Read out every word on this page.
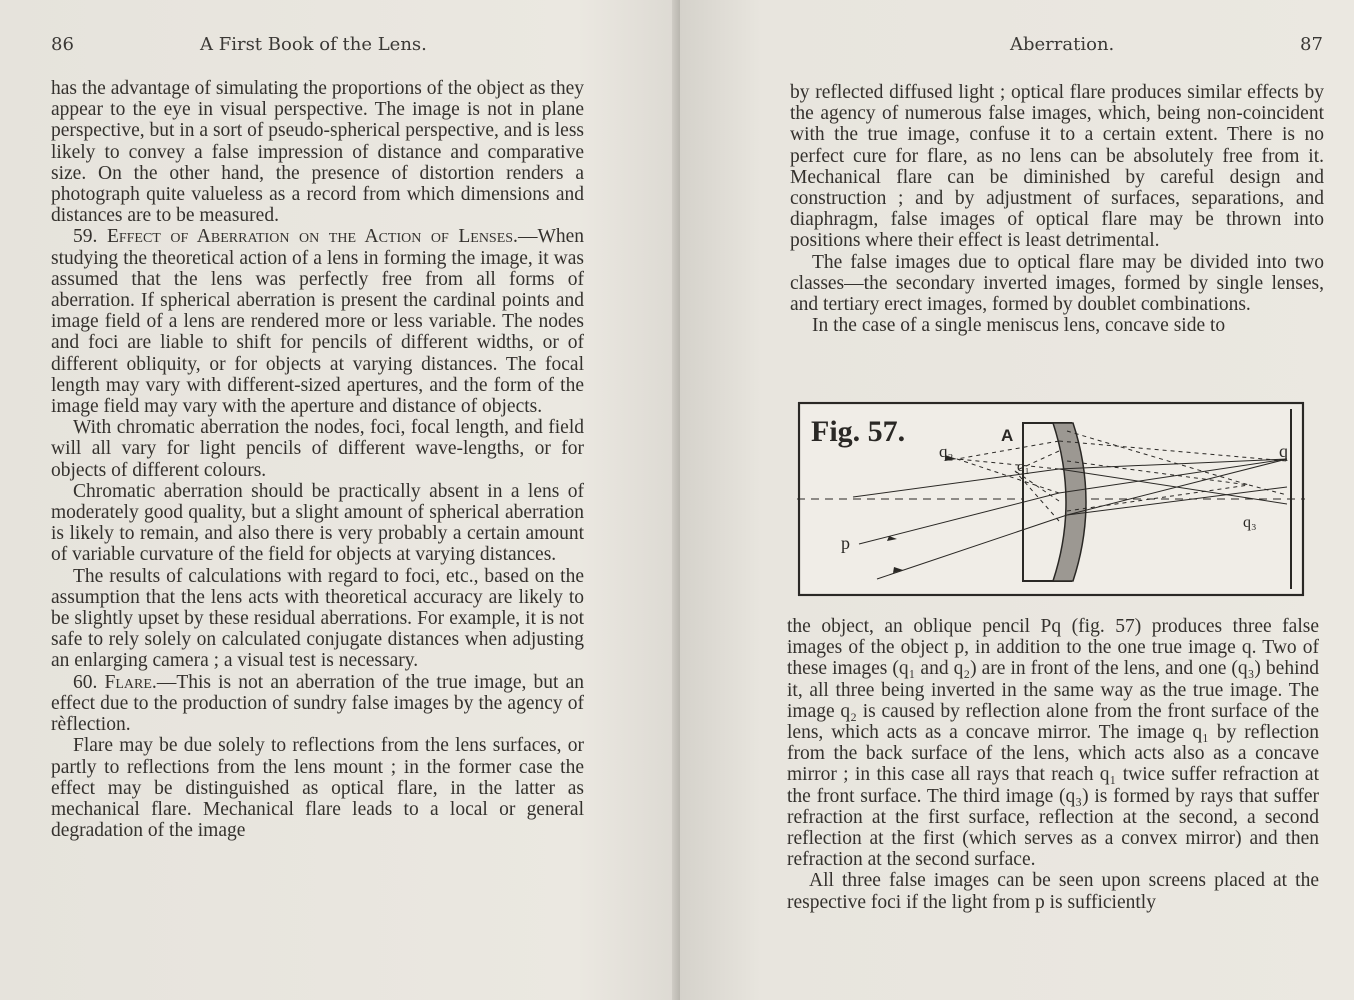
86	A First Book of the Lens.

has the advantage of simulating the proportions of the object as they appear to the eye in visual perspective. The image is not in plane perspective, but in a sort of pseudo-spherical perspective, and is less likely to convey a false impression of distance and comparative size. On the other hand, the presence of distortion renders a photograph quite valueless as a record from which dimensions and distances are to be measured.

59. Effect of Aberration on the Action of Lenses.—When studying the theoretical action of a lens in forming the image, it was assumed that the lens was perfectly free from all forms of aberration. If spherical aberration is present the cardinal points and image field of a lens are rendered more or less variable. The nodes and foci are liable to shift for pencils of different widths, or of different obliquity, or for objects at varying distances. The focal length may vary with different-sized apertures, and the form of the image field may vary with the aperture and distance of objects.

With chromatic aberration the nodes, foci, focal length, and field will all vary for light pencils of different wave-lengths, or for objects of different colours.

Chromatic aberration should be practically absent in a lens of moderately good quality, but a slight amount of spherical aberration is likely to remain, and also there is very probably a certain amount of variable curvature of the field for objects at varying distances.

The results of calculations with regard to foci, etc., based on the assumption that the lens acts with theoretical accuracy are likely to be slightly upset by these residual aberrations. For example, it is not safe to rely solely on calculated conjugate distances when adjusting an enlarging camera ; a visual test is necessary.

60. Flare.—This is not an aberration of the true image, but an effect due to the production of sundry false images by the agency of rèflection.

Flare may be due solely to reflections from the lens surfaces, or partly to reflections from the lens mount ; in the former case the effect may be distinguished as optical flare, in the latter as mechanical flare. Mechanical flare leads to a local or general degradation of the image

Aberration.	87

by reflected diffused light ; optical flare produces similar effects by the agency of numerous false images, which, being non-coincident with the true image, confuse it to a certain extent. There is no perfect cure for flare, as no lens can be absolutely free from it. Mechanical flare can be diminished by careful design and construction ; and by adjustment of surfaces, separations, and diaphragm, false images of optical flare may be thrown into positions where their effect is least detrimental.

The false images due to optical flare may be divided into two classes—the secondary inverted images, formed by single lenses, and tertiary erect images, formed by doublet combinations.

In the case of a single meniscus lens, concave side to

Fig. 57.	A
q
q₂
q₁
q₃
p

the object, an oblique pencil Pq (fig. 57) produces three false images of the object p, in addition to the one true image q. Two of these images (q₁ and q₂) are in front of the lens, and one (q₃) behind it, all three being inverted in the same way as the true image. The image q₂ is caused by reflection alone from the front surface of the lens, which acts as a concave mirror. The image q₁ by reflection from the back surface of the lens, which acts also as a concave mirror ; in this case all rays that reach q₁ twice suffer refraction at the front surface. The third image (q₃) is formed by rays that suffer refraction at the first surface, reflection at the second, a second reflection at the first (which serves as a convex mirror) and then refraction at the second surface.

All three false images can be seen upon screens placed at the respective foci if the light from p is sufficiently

****************************************

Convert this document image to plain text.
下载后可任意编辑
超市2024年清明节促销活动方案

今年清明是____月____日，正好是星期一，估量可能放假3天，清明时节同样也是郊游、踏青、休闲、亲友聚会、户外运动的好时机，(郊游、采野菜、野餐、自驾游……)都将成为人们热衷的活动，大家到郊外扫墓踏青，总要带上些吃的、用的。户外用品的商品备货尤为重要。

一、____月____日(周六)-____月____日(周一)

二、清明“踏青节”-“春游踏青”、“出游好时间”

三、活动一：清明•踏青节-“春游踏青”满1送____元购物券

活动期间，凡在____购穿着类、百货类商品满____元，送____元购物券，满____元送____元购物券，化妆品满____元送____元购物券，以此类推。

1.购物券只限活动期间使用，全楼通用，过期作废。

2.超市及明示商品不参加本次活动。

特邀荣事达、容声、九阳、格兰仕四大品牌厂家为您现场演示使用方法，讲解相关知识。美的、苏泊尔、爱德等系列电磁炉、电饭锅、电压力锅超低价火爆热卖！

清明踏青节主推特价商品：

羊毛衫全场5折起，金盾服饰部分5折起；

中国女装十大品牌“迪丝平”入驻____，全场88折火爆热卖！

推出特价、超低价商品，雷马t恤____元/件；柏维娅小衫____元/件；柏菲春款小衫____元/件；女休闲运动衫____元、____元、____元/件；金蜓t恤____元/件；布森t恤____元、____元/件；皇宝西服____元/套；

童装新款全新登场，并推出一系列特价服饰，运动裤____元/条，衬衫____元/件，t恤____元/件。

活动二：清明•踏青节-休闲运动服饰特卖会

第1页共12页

****************************************

= TASK DESCRIPTION =
Where a line above includes "also", copy that line.

= RESPONSE TO THE TASK =
Chromatic aberration should be practically absent in a lens of moderately good quality, but a slight amount of spherical aberration is likely to remain, and also there is very probably a certain amount of variable curvature of the field for objects at varying distances.
the object, an oblique pencil Pq (fig. 57) produces three false images of the object p, in addition to the one true image q. Two of these images (q₁ and q₂) are in front of the lens, and one (q₃) behind it, all three being inverted in the same way as the true image. The image q₂ is caused by reflection alone from the front surface of the lens, which acts as a concave mirror. The image q₁ by reflection from the back surface of the lens, which acts also as a concave mirror ; in this case all rays that reach q₁ twice suffer refraction at the front surface. The third image (q₃) is formed by rays that suffer refraction at the first surface, reflection at the second, a second reflection at the first (which serves as a convex mirror) and then refraction at the second surface.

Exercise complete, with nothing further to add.